━━ MATERIALS PROVIDED ━━
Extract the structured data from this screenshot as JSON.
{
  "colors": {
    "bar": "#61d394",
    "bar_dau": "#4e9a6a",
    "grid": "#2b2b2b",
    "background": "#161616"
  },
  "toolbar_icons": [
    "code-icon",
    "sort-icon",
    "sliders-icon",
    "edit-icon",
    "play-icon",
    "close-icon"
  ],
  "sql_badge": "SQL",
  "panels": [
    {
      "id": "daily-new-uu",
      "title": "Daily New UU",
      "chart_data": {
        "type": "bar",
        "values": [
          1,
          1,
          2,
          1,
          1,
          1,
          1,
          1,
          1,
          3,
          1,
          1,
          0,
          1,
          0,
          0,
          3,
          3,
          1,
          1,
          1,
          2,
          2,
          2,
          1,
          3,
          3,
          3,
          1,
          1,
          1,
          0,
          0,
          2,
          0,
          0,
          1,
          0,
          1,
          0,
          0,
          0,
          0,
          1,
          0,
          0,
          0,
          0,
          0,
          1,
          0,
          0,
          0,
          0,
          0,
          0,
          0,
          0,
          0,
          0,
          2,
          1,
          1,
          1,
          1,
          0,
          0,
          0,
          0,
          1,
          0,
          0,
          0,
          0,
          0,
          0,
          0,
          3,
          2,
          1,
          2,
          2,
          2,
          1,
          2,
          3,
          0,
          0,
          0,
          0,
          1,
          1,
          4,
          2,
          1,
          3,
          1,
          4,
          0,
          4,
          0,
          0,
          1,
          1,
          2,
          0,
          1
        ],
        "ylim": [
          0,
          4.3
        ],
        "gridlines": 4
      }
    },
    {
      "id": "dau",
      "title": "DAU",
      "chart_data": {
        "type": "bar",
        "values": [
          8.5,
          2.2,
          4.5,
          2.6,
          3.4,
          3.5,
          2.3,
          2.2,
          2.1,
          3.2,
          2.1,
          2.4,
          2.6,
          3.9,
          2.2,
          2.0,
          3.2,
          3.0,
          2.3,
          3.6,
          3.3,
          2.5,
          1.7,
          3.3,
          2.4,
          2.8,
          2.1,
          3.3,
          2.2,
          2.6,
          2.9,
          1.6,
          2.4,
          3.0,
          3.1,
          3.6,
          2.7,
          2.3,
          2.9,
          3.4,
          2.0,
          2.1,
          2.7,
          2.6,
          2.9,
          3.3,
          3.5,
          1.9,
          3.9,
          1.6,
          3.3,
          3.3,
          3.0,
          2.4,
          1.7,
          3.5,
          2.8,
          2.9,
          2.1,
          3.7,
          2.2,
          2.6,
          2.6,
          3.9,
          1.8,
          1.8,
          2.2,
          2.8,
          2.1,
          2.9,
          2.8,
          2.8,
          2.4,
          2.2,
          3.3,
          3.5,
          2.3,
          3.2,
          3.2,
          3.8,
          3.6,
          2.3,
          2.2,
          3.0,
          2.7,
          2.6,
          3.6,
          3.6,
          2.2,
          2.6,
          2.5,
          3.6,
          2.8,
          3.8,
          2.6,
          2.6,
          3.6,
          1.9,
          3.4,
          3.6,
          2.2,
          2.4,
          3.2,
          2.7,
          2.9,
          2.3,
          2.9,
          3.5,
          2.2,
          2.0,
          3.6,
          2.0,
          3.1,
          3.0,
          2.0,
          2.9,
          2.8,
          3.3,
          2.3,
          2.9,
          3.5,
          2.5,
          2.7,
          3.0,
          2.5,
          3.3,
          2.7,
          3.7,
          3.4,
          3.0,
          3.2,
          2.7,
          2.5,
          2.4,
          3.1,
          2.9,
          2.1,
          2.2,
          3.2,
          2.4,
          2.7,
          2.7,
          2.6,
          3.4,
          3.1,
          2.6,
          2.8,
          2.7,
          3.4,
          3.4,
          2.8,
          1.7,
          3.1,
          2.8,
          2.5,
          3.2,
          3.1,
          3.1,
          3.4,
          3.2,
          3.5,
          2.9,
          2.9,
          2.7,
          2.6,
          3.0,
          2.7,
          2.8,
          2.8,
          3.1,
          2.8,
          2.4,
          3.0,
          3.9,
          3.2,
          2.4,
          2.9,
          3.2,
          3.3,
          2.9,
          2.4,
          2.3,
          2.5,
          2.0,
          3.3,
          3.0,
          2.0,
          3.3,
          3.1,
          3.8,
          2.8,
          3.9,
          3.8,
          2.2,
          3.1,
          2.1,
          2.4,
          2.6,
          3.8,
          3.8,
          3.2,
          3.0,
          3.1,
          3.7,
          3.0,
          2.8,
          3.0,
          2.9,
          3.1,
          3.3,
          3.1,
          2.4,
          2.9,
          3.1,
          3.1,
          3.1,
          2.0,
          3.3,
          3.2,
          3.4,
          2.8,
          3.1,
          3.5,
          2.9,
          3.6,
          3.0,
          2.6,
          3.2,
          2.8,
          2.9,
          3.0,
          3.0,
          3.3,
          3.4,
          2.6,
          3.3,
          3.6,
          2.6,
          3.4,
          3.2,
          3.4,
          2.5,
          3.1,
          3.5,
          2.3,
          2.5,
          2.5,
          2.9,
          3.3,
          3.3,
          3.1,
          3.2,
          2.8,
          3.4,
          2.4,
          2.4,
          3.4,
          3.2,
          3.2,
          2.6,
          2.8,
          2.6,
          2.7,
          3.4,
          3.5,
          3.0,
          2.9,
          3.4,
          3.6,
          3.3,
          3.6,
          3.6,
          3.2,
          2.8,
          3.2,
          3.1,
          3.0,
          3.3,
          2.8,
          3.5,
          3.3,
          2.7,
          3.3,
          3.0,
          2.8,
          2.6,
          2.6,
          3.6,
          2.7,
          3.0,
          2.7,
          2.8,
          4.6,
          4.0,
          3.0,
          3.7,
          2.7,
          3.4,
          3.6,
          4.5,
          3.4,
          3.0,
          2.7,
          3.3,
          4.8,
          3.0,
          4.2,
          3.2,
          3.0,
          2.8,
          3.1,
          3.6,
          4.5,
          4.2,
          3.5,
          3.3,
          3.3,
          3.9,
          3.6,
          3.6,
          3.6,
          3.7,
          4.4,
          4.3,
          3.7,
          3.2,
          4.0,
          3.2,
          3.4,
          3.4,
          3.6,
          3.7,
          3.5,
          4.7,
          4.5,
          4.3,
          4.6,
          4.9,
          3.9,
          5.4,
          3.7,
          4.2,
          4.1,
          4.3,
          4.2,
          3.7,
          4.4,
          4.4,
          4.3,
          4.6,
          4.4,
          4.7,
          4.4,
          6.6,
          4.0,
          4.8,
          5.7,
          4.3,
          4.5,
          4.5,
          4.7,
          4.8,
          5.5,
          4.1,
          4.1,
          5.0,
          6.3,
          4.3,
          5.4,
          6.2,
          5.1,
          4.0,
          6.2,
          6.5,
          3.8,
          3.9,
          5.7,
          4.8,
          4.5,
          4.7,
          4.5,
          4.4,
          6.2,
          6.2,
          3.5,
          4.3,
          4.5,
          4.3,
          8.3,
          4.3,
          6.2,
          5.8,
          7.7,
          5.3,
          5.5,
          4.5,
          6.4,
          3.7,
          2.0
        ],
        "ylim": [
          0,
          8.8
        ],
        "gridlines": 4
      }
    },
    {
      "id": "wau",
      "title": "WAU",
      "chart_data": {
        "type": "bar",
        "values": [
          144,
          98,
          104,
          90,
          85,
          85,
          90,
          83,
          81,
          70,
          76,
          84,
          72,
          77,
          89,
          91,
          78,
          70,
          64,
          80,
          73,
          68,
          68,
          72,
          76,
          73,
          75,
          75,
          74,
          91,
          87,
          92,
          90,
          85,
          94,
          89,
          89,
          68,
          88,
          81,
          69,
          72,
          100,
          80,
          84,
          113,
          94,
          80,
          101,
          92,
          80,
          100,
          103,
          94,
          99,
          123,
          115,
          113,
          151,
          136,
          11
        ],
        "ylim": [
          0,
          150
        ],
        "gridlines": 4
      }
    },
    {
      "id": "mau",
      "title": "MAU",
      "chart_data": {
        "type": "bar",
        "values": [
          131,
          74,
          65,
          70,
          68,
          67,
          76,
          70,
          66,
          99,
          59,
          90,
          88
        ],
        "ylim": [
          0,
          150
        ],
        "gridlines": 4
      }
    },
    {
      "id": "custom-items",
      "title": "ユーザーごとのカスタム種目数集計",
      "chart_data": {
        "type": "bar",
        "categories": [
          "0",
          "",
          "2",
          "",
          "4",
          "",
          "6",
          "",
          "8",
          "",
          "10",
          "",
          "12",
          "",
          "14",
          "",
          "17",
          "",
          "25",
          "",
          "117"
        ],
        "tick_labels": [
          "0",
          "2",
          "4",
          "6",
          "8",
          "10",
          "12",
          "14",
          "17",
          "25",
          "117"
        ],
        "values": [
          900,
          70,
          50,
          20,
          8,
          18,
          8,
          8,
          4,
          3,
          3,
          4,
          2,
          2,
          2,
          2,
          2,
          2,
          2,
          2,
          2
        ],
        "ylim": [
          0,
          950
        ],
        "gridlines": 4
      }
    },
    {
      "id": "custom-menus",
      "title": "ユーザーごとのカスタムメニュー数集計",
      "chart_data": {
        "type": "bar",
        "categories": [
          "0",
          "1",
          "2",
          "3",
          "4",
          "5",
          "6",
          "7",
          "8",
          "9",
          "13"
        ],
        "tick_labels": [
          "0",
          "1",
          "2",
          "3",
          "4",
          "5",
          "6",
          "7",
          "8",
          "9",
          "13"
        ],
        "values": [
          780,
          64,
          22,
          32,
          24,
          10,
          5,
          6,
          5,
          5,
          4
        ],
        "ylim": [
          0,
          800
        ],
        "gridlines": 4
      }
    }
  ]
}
━━━
*WHAT YOU NEED TO DO*. Using the records above, find and show each line with the string "title".

*FINISHED ANSWER*.
      "title": "Daily New UU",
      "title": "DAU",
      "title": "WAU",
      "title": "MAU",
      "title": "ユーザーごとのカスタム種目数集計",
      "title": "ユーザーごとのカスタムメニュー数集計",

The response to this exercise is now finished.